Every entry that follows should be reproduced exactly.
>> START Supplied material
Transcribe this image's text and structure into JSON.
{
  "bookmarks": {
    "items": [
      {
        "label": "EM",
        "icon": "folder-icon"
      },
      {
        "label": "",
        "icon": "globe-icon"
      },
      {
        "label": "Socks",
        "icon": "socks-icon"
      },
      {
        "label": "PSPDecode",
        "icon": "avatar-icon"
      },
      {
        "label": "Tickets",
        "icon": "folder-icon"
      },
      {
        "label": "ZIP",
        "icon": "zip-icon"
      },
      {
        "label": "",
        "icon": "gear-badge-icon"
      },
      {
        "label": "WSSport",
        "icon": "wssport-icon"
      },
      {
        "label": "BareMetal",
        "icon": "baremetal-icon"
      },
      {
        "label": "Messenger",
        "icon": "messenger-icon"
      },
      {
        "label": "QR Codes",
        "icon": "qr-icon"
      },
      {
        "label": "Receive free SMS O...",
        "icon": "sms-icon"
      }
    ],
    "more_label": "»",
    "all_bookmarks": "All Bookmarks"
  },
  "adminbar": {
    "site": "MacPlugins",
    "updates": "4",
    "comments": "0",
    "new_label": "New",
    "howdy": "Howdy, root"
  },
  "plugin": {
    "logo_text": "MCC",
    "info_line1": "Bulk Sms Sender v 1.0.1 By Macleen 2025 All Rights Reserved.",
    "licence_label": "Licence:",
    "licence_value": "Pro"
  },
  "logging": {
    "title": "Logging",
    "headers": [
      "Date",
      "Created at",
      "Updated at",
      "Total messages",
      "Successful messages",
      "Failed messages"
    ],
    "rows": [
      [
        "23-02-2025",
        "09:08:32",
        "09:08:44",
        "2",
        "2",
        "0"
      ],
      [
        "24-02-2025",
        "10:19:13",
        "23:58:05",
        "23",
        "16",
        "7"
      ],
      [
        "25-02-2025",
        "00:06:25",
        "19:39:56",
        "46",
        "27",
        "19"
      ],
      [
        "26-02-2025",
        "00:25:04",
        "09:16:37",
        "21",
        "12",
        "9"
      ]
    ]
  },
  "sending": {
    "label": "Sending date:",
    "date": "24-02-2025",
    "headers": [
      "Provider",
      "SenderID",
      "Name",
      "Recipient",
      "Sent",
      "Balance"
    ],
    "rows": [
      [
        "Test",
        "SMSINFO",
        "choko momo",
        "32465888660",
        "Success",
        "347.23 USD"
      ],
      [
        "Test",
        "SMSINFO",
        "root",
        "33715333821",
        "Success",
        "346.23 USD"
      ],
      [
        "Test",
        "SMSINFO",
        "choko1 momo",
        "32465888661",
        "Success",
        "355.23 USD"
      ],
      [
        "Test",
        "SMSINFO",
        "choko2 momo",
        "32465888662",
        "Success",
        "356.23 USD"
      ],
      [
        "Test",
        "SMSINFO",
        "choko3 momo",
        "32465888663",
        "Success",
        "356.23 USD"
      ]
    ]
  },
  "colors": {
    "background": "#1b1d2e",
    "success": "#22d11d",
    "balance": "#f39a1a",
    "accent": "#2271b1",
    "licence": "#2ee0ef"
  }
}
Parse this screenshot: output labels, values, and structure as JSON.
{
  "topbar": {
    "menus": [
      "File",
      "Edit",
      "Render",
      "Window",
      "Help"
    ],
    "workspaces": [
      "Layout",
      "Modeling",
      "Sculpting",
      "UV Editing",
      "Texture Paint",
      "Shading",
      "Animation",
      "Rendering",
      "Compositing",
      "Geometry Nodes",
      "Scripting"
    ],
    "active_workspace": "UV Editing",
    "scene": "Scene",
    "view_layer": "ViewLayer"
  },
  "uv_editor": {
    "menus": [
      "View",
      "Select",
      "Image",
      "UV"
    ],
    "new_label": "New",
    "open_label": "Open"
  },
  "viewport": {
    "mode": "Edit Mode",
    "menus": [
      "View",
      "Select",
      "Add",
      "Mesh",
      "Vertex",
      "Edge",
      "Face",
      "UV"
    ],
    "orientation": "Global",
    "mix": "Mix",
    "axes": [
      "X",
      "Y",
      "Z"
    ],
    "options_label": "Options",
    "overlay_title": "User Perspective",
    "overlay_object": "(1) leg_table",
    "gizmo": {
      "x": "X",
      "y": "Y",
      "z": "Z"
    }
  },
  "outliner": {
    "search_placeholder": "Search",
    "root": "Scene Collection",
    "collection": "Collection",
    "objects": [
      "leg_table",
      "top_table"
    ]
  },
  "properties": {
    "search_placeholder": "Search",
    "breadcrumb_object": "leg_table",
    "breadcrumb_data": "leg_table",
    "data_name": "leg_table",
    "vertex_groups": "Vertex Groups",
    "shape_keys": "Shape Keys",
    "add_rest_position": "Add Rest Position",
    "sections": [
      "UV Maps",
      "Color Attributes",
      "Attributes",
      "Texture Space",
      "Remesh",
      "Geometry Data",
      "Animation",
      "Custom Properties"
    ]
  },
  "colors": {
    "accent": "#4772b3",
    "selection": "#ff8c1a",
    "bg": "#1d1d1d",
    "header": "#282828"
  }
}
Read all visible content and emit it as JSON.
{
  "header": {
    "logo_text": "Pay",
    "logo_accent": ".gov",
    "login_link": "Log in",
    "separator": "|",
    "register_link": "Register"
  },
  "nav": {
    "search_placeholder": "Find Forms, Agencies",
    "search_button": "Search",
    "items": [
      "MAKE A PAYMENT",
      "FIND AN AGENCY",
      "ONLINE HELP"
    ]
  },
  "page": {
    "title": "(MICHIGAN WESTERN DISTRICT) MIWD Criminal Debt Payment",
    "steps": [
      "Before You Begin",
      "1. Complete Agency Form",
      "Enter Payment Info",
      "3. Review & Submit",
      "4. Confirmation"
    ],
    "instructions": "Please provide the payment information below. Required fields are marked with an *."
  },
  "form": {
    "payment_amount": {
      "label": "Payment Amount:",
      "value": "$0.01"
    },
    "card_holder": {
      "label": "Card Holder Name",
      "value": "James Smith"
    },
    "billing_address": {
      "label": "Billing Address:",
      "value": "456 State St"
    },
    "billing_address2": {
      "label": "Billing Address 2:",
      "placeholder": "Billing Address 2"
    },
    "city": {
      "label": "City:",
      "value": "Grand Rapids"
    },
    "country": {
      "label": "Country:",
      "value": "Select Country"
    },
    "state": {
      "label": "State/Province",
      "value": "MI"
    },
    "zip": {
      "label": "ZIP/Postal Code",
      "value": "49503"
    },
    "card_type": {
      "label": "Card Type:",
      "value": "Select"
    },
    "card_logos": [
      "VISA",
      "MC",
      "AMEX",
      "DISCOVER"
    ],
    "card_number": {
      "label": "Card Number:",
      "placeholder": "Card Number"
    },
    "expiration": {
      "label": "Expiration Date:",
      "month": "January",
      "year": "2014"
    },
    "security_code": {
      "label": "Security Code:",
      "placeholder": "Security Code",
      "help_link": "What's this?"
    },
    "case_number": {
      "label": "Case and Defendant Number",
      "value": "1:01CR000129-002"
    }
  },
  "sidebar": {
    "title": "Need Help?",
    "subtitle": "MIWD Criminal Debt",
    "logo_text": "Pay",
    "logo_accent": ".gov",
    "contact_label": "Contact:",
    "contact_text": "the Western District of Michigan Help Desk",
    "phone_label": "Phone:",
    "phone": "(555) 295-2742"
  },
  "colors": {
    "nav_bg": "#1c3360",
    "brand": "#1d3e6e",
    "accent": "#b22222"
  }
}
>> END Supplied material
### Response to this task
Transcribe this image's text and structure into JSON.
{
  "bookmarks": {
    "items": [
      {
        "label": "EM",
        "icon": "folder-icon"
      },
      {
        "label": "",
        "icon": "globe-icon"
      },
      {
        "label": "Socks",
        "icon": "socks-icon"
      },
      {
        "label": "PSPDecode",
        "icon": "avatar-icon"
      },
      {
        "label": "Tickets",
        "icon": "folder-icon"
      },
      {
        "label": "ZIP",
        "icon": "zip-icon"
      },
      {
        "label": "",
        "icon": "gear-badge-icon"
      },
      {
        "label": "WSSport",
        "icon": "wssport-icon"
      },
      {
        "label": "BareMetal",
        "icon": "baremetal-icon"
      },
      {
        "label": "Messenger",
        "icon": "messenger-icon"
      },
      {
        "label": "QR Codes",
        "icon": "qr-icon"
      },
      {
        "label": "Receive free SMS O...",
        "icon": "sms-icon"
      }
    ],
    "more_label": "»",
    "all_bookmarks": "All Bookmarks"
  },
  "adminbar": {
    "site": "MacPlugins",
    "updates": "4",
    "comments": "0",
    "new_label": "New",
    "howdy": "Howdy, root"
  },
  "plugin": {
    "logo_text": "MCC",
    "info_line1": "Bulk Sms Sender v 1.0.1 By Macleen 2025 All Rights Reserved.",
    "licence_label": "Licence:",
    "licence_value": "Pro"
  },
  "logging": {
    "title": "Logging",
    "headers": [
      "Date",
      "Created at",
      "Updated at",
      "Total messages",
      "Successful messages",
      "Failed messages"
    ],
    "rows": [
      [
        "23-02-2025",
        "09:08:32",
        "09:08:44",
        "2",
        "2",
        "0"
      ],
      [
        "24-02-2025",
        "10:19:13",
        "23:58:05",
        "23",
        "16",
        "7"
      ],
      [
        "25-02-2025",
        "00:06:25",
        "19:39:56",
        "46",
        "27",
        "19"
      ],
      [
        "26-02-2025",
        "00:25:04",
        "09:16:37",
        "21",
        "12",
        "9"
      ]
    ]
  },
  "sending": {
    "label": "Sending date:",
    "date": "24-02-2025",
    "headers": [
      "Provider",
      "SenderID",
      "Name",
      "Recipient",
      "Sent",
      "Balance"
    ],
    "rows": [
      [
        "Test",
        "SMSINFO",
        "choko momo",
        "32465888660",
        "Success",
        "347.23 USD"
      ],
      [
        "Test",
        "SMSINFO",
        "root",
        "33715333821",
        "Success",
        "346.23 USD"
      ],
      [
        "Test",
        "SMSINFO",
        "choko1 momo",
        "32465888661",
        "Success",
        "355.23 USD"
      ],
      [
        "Test",
        "SMSINFO",
        "choko2 momo",
        "32465888662",
        "Success",
        "356.23 USD"
      ],
      [
        "Test",
        "SMSINFO",
        "choko3 momo",
        "32465888663",
        "Success",
        "356.23 USD"
      ]
    ]
  },
  "colors": {
    "background": "#1b1d2e",
    "success": "#22d11d",
    "balance": "#f39a1a",
    "accent": "#2271b1",
    "licence": "#2ee0ef"
  }
}
Parse this screenshot: output labels, values, and structure as JSON.
{
  "topbar": {
    "menus": [
      "File",
      "Edit",
      "Render",
      "Window",
      "Help"
    ],
    "workspaces": [
      "Layout",
      "Modeling",
      "Sculpting",
      "UV Editing",
      "Texture Paint",
      "Shading",
      "Animation",
      "Rendering",
      "Compositing",
      "Geometry Nodes",
      "Scripting"
    ],
    "active_workspace": "UV Editing",
    "scene": "Scene",
    "view_layer": "ViewLayer"
  },
  "uv_editor": {
    "menus": [
      "View",
      "Select",
      "Image",
      "UV"
    ],
    "new_label": "New",
    "open_label": "Open"
  },
  "viewport": {
    "mode": "Edit Mode",
    "menus": [
      "View",
      "Select",
      "Add",
      "Mesh",
      "Vertex",
      "Edge",
      "Face",
      "UV"
    ],
    "orientation": "Global",
    "mix": "Mix",
    "axes": [
      "X",
      "Y",
      "Z"
    ],
    "options_label": "Options",
    "overlay_title": "User Perspective",
    "overlay_object": "(1) leg_table",
    "gizmo": {
      "x": "X",
      "y": "Y",
      "z": "Z"
    }
  },
  "outliner": {
    "search_placeholder": "Search",
    "root": "Scene Collection",
    "collection": "Collection",
    "objects": [
      "leg_table",
      "top_table"
    ]
  },
  "properties": {
    "search_placeholder": "Search",
    "breadcrumb_object": "leg_table",
    "breadcrumb_data": "leg_table",
    "data_name": "leg_table",
    "vertex_groups": "Vertex Groups",
    "shape_keys": "Shape Keys",
    "add_rest_position": "Add Rest Position",
    "sections": [
      "UV Maps",
      "Color Attributes",
      "Attributes",
      "Texture Space",
      "Remesh",
      "Geometry Data",
      "Animation",
      "Custom Properties"
    ]
  },
  "colors": {
    "accent": "#4772b3",
    "selection": "#ff8c1a",
    "bg": "#1d1d1d",
    "header": "#282828"
  }
}
Read all visible content and emit it as JSON.
{
  "header": {
    "logo_text": "Pay",
    "logo_accent": ".gov",
    "login_link": "Log in",
    "separator": "|",
    "register_link": "Register"
  },
  "nav": {
    "search_placeholder": "Find Forms, Agencies",
    "search_button": "Search",
    "items": [
      "MAKE A PAYMENT",
      "FIND AN AGENCY",
      "ONLINE HELP"
    ]
  },
  "page": {
    "title": "(MICHIGAN WESTERN DISTRICT) MIWD Criminal Debt Payment",
    "steps": [
      "Before You Begin",
      "1. Complete Agency Form",
      "Enter Payment Info",
      "3. Review & Submit",
      "4. Confirmation"
    ],
    "instructions": "Please provide the payment information below. Required fields are marked with an *."
  },
  "form": {
    "payment_amount": {
      "label": "Payment Amount:",
      "value": "$0.01"
    },
    "card_holder": {
      "label": "Card Holder Name",
      "value": "James Smith"
    },
    "billing_address": {
      "label": "Billing Address:",
      "value": "456 State St"
    },
    "billing_address2": {
      "label": "Billing Address 2:",
      "placeholder": "Billing Address 2"
    },
    "city": {
      "label": "City:",
      "value": "Grand Rapids"
    },
    "country": {
      "label": "Country:",
      "value": "Select Country"
    },
    "state": {
      "label": "State/Province",
      "value": "MI"
    },
    "zip": {
      "label": "ZIP/Postal Code",
      "value": "49503"
    },
    "card_type": {
      "label": "Card Type:",
      "value": "Select"
    },
    "card_logos": [
      "VISA",
      "MC",
      "AMEX",
      "DISCOVER"
    ],
    "card_number": {
      "label": "Card Number:",
      "placeholder": "Card Number"
    },
    "expiration": {
      "label": "Expiration Date:",
      "month": "January",
      "year": "2014"
    },
    "security_code": {
      "label": "Security Code:",
      "placeholder": "Security Code",
      "help_link": "What's this?"
    },
    "case_number": {
      "label": "Case and Defendant Number",
      "value": "1:01CR000129-002"
    }
  },
  "sidebar": {
    "title": "Need Help?",
    "subtitle": "MIWD Criminal Debt",
    "logo_text": "Pay",
    "logo_accent": ".gov",
    "contact_label": "Contact:",
    "contact_text": "the Western District of Michigan Help Desk",
    "phone_label": "Phone:",
    "phone": "(555) 295-2742"
  },
  "colors": {
    "nav_bg": "#1c3360",
    "brand": "#1d3e6e",
    "accent": "#b22222"
  }
}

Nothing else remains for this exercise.